### Material:
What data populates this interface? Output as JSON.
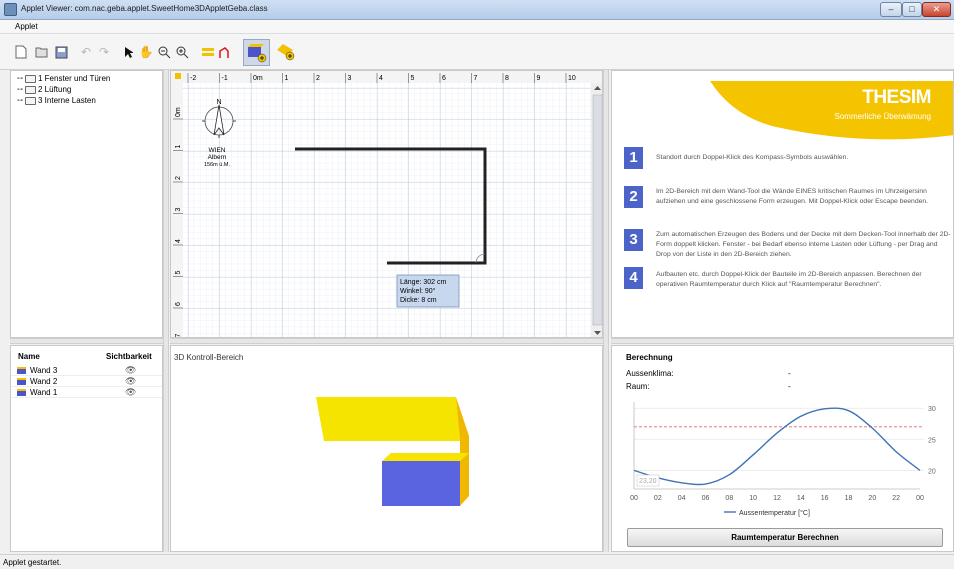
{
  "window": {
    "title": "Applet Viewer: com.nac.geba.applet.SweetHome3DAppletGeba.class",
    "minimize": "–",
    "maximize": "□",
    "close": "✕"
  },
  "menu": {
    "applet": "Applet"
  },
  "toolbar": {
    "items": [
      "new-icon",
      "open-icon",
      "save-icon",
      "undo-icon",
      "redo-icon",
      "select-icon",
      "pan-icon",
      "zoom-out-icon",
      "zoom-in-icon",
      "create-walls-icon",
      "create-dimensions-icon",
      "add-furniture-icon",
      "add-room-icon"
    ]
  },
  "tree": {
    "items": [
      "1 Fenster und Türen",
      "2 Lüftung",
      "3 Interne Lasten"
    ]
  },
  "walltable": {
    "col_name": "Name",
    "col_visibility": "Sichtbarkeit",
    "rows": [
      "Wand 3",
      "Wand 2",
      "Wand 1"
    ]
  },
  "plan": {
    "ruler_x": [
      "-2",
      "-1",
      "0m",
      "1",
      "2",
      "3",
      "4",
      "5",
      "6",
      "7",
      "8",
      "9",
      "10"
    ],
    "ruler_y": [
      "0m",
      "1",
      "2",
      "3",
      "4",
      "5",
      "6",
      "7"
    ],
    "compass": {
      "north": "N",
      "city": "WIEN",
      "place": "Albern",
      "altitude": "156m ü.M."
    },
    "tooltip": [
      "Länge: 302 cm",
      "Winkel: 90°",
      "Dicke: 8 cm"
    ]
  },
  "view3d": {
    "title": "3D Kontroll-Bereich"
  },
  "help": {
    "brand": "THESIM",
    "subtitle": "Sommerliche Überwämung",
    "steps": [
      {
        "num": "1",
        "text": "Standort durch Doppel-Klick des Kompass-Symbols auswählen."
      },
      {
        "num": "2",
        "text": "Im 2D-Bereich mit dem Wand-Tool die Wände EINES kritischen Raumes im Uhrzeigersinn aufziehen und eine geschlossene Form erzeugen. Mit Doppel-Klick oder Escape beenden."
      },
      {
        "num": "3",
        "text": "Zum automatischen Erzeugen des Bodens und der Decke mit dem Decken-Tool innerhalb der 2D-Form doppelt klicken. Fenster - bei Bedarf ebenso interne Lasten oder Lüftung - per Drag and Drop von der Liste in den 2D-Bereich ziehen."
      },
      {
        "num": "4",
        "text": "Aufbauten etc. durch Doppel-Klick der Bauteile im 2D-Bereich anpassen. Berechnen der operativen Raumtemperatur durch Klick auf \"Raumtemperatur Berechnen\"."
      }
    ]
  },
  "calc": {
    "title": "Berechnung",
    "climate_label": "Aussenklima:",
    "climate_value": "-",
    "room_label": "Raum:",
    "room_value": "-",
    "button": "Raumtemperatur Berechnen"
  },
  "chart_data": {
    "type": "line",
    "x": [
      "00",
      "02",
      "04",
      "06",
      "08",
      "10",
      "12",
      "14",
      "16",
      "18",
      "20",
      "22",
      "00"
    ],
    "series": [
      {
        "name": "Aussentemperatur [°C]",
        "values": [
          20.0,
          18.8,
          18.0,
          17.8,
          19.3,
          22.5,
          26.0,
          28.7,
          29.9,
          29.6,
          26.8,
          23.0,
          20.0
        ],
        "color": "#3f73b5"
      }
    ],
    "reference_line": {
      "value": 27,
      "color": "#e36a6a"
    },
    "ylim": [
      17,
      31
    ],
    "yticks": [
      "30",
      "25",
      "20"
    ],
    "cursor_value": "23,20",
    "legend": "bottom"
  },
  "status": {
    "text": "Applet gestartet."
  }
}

--

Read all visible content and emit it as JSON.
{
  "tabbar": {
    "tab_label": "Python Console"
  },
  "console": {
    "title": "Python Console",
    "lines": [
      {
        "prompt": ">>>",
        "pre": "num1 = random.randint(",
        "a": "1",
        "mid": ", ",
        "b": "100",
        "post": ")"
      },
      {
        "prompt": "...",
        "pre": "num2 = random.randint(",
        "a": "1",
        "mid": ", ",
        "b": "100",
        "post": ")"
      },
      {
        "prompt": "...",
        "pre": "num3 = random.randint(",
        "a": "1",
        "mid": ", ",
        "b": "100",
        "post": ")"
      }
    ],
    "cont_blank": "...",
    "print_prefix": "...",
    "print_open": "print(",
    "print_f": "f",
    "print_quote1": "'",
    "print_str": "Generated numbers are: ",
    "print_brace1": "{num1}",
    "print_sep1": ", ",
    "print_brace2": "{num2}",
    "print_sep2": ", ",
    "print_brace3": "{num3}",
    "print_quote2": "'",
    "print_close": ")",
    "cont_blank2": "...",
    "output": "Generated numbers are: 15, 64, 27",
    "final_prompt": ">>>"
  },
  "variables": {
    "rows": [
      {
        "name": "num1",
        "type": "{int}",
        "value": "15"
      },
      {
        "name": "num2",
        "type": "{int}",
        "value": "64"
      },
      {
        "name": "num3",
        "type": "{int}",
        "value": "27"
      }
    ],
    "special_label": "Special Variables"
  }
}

--

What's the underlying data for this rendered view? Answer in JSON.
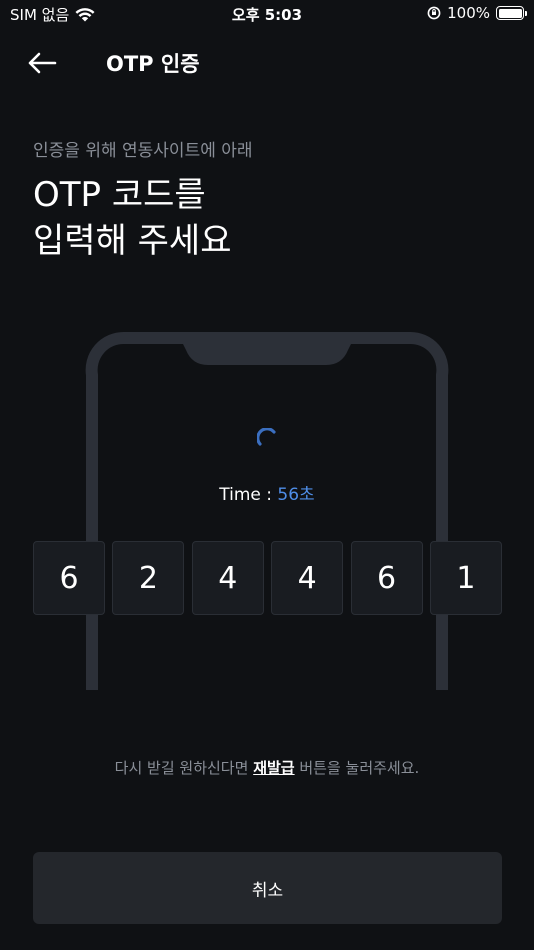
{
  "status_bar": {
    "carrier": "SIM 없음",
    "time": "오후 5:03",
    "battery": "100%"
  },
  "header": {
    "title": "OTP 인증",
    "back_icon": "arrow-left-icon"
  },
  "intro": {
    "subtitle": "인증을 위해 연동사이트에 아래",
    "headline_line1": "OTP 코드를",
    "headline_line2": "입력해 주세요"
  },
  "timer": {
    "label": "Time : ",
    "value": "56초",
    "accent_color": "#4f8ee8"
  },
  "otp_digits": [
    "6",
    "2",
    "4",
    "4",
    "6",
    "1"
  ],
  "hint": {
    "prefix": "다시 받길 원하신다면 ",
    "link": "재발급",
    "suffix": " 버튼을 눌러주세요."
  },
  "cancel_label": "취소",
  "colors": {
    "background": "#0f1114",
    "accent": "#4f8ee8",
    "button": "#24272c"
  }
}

### Work instructions:
Copy out all lines above that include the string "Lüftung".

### Solution for this task:
      "2 Lüftung",
        "text": "Zum automatischen Erzeugen des Bodens und der Decke mit dem Decken-Tool innerhalb der 2D-Form doppelt klicken. Fenster - bei Bedarf ebenso interne Lasten oder Lüftung - per Drag and Drop von der Liste in den 2D-Bereich ziehen."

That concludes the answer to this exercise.